▸ EXERCISE TASK
Retype each entry below exactly as it stands.

Excerpts from a figure dataset:
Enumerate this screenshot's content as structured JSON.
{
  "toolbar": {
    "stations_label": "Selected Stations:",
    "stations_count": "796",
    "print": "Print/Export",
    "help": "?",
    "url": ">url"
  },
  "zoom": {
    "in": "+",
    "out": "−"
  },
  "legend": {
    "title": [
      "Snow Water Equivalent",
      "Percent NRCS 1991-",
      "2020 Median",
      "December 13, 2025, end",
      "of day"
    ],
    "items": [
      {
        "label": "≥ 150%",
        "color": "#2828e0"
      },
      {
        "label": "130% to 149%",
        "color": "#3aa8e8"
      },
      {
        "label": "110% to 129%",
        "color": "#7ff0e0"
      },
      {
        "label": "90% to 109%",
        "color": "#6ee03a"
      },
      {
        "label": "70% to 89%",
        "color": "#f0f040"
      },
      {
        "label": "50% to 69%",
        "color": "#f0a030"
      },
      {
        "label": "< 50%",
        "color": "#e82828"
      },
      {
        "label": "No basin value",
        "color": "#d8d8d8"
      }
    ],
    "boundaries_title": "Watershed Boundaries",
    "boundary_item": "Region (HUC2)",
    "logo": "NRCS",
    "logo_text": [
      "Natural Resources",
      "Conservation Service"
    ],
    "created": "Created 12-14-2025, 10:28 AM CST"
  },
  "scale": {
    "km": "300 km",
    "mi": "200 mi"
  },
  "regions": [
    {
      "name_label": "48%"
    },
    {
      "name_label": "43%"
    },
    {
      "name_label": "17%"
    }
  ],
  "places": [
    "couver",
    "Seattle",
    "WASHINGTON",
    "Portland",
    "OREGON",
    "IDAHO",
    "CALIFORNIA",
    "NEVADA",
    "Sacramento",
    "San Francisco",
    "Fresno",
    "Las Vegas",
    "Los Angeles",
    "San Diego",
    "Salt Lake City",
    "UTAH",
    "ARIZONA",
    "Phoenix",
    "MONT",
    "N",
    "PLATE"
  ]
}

▸ RESULT OF THE EXERCISE
Enumerate this screenshot's content as structured JSON.
{
  "toolbar": {
    "stations_label": "Selected Stations:",
    "stations_count": "796",
    "print": "Print/Export",
    "help": "?",
    "url": ">url"
  },
  "zoom": {
    "in": "+",
    "out": "−"
  },
  "legend": {
    "title": [
      "Snow Water Equivalent",
      "Percent NRCS 1991-",
      "2020 Median",
      "December 13, 2025, end",
      "of day"
    ],
    "items": [
      {
        "label": "≥ 150%",
        "color": "#2828e0"
      },
      {
        "label": "130% to 149%",
        "color": "#3aa8e8"
      },
      {
        "label": "110% to 129%",
        "color": "#7ff0e0"
      },
      {
        "label": "90% to 109%",
        "color": "#6ee03a"
      },
      {
        "label": "70% to 89%",
        "color": "#f0f040"
      },
      {
        "label": "50% to 69%",
        "color": "#f0a030"
      },
      {
        "label": "< 50%",
        "color": "#e82828"
      },
      {
        "label": "No basin value",
        "color": "#d8d8d8"
      }
    ],
    "boundaries_title": "Watershed Boundaries",
    "boundary_item": "Region (HUC2)",
    "logo": "NRCS",
    "logo_text": [
      "Natural Resources",
      "Conservation Service"
    ],
    "created": "Created 12-14-2025, 10:28 AM CST"
  },
  "scale": {
    "km": "300 km",
    "mi": "200 mi"
  },
  "regions": [
    {
      "name_label": "48%"
    },
    {
      "name_label": "43%"
    },
    {
      "name_label": "17%"
    }
  ],
  "places": [
    "couver",
    "Seattle",
    "WASHINGTON",
    "Portland",
    "OREGON",
    "IDAHO",
    "CALIFORNIA",
    "NEVADA",
    "Sacramento",
    "San Francisco",
    "Fresno",
    "Las Vegas",
    "Los Angeles",
    "San Diego",
    "Salt Lake City",
    "UTAH",
    "ARIZONA",
    "Phoenix",
    "MONT",
    "N",
    "PLATE"
  ]
}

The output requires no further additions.